→ **OBJECTIVE**:
Copy every one of the lines below character for character and in the same order, omitting the picture.

[Box coordinate listings]
+++

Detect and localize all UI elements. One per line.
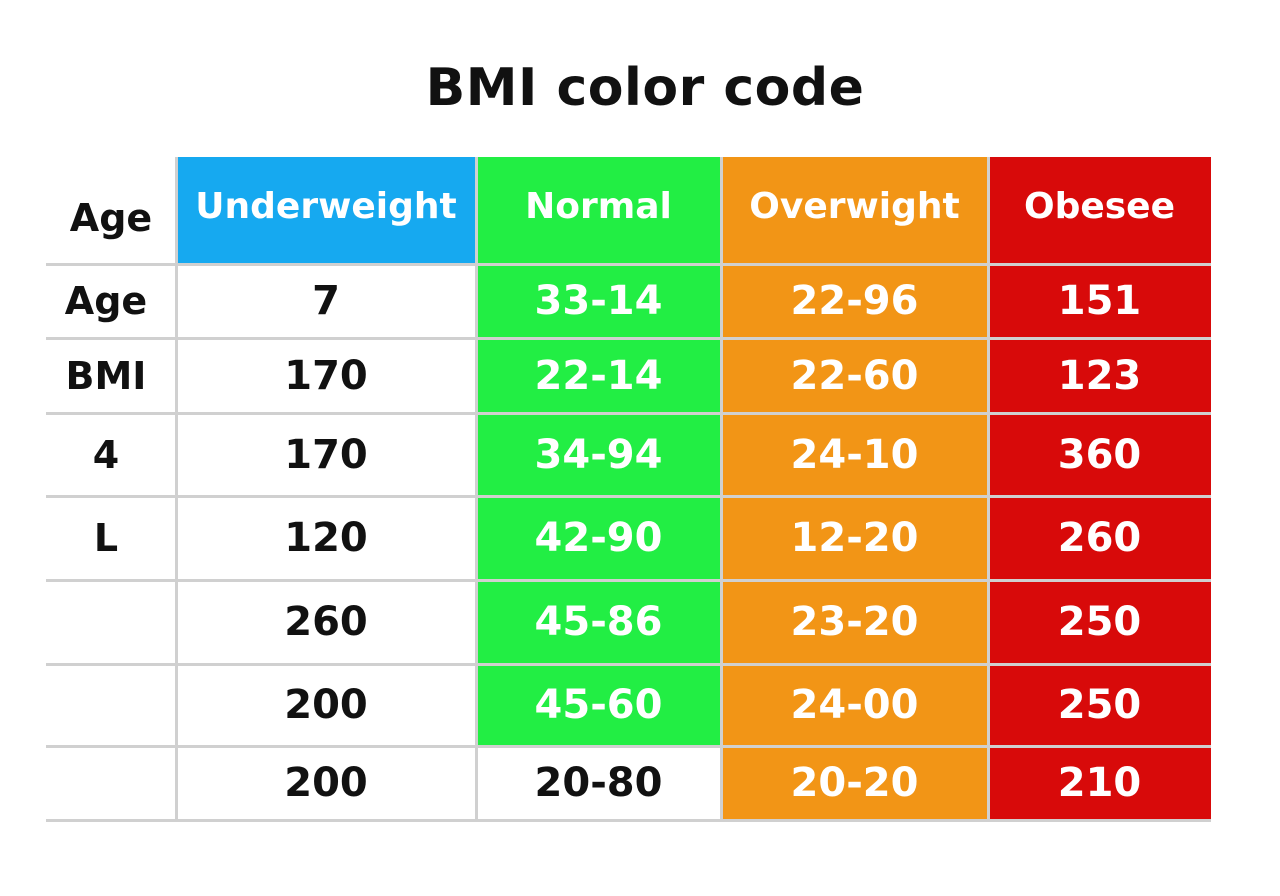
row-divider	[46, 412, 1211, 415]
header-age: Age	[46, 157, 176, 264]
cell-r7-obese: 210	[988, 746, 1211, 820]
header-obese: Obesee	[988, 157, 1211, 264]
cell-r6-obese: 250	[988, 664, 1211, 746]
cell-r1-normal: 33-14	[476, 264, 721, 338]
cell-r4-underweight: 120	[176, 496, 476, 580]
cell-r5-overweight: 23-20	[721, 580, 988, 664]
row-divider	[46, 745, 1211, 748]
cell-r3-age: 4	[46, 413, 176, 496]
cell-r6-age	[46, 664, 176, 746]
cell-r1-age: Age	[46, 264, 176, 338]
cell-r2-age: BMI	[46, 338, 176, 413]
row-divider	[46, 663, 1211, 666]
column-divider	[475, 157, 478, 820]
row-divider	[46, 819, 1211, 822]
cell-r2-obese: 123	[988, 338, 1211, 413]
cell-r6-normal: 45-60	[476, 664, 721, 746]
cell-r6-underweight: 200	[176, 664, 476, 746]
cell-r4-overweight: 12-20	[721, 496, 988, 580]
cell-r5-normal: 45-86	[476, 580, 721, 664]
header-overweight: Overwight	[721, 157, 988, 264]
cell-r2-overweight: 22-60	[721, 338, 988, 413]
cell-r4-obese: 260	[988, 496, 1211, 580]
page-title: BMI color code	[425, 58, 865, 118]
header-normal: Normal	[476, 157, 721, 264]
row-divider	[46, 337, 1211, 340]
cell-r1-underweight: 7	[176, 264, 476, 338]
cell-r6-overweight: 24-00	[721, 664, 988, 746]
cell-r4-normal: 42-90	[476, 496, 721, 580]
row-divider	[46, 263, 1211, 266]
cell-r7-underweight: 200	[176, 746, 476, 820]
cell-r3-overweight: 24-10	[721, 413, 988, 496]
cell-r7-overweight: 20-20	[721, 746, 988, 820]
cell-r5-age	[46, 580, 176, 664]
column-divider	[987, 157, 990, 820]
row-divider	[46, 579, 1211, 582]
column-divider	[175, 157, 178, 820]
cell-r4-age: L	[46, 496, 176, 580]
cell-r1-overweight: 22-96	[721, 264, 988, 338]
row-divider	[46, 495, 1211, 498]
cell-r7-normal: 20-80	[476, 746, 721, 820]
cell-r1-obese: 151	[988, 264, 1211, 338]
cell-r3-normal: 34-94	[476, 413, 721, 496]
cell-r5-underweight: 260	[176, 580, 476, 664]
cell-r3-underweight: 170	[176, 413, 476, 496]
cell-r3-obese: 360	[988, 413, 1211, 496]
header-underweight: Underweight	[176, 157, 476, 264]
cell-r2-underweight: 170	[176, 338, 476, 413]
column-divider	[720, 157, 723, 820]
cell-r7-age	[46, 746, 176, 820]
cell-r5-obese: 250	[988, 580, 1211, 664]
cell-r2-normal: 22-14	[476, 338, 721, 413]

+++

→ **RESULT OF THIS TASK**:
Detect and localize all UI elements. One per line.
row-divider	[46, 412, 1211, 415]
header-age: Age	[46, 157, 176, 264]
cell-r7-obese: 210	[988, 746, 1211, 820]
header-obese: Obesee	[988, 157, 1211, 264]
cell-r6-obese: 250	[988, 664, 1211, 746]
cell-r1-normal: 33-14	[476, 264, 721, 338]
cell-r4-underweight: 120	[176, 496, 476, 580]
cell-r5-overweight: 23-20	[721, 580, 988, 664]
row-divider	[46, 745, 1211, 748]
cell-r3-age: 4	[46, 413, 176, 496]
cell-r6-age	[46, 664, 176, 746]
cell-r1-age: Age	[46, 264, 176, 338]
cell-r2-age: BMI	[46, 338, 176, 413]
row-divider	[46, 663, 1211, 666]
column-divider	[475, 157, 478, 820]
row-divider	[46, 819, 1211, 822]
cell-r2-obese: 123	[988, 338, 1211, 413]
cell-r6-normal: 45-60	[476, 664, 721, 746]
cell-r6-underweight: 200	[176, 664, 476, 746]
cell-r4-overweight: 12-20	[721, 496, 988, 580]
cell-r5-normal: 45-86	[476, 580, 721, 664]
header-overweight: Overwight	[721, 157, 988, 264]
cell-r2-overweight: 22-60	[721, 338, 988, 413]
cell-r4-obese: 260	[988, 496, 1211, 580]
page-title: BMI color code	[425, 58, 865, 118]
header-normal: Normal	[476, 157, 721, 264]
row-divider	[46, 337, 1211, 340]
cell-r1-underweight: 7	[176, 264, 476, 338]
cell-r6-overweight: 24-00	[721, 664, 988, 746]
cell-r4-normal: 42-90	[476, 496, 721, 580]
row-divider	[46, 263, 1211, 266]
cell-r7-underweight: 200	[176, 746, 476, 820]
cell-r3-overweight: 24-10	[721, 413, 988, 496]
cell-r7-overweight: 20-20	[721, 746, 988, 820]
cell-r5-age	[46, 580, 176, 664]
column-divider	[987, 157, 990, 820]
row-divider	[46, 579, 1211, 582]
column-divider	[175, 157, 178, 820]
cell-r4-age: L	[46, 496, 176, 580]
cell-r1-overweight: 22-96	[721, 264, 988, 338]
row-divider	[46, 495, 1211, 498]
cell-r7-normal: 20-80	[476, 746, 721, 820]
cell-r1-obese: 151	[988, 264, 1211, 338]
cell-r3-normal: 34-94	[476, 413, 721, 496]
cell-r5-underweight: 260	[176, 580, 476, 664]
cell-r3-underweight: 170	[176, 413, 476, 496]
cell-r3-obese: 360	[988, 413, 1211, 496]
header-underweight: Underweight	[176, 157, 476, 264]
cell-r2-underweight: 170	[176, 338, 476, 413]
column-divider	[720, 157, 723, 820]
cell-r7-age	[46, 746, 176, 820]
cell-r5-obese: 250	[988, 580, 1211, 664]
cell-r2-normal: 22-14	[476, 338, 721, 413]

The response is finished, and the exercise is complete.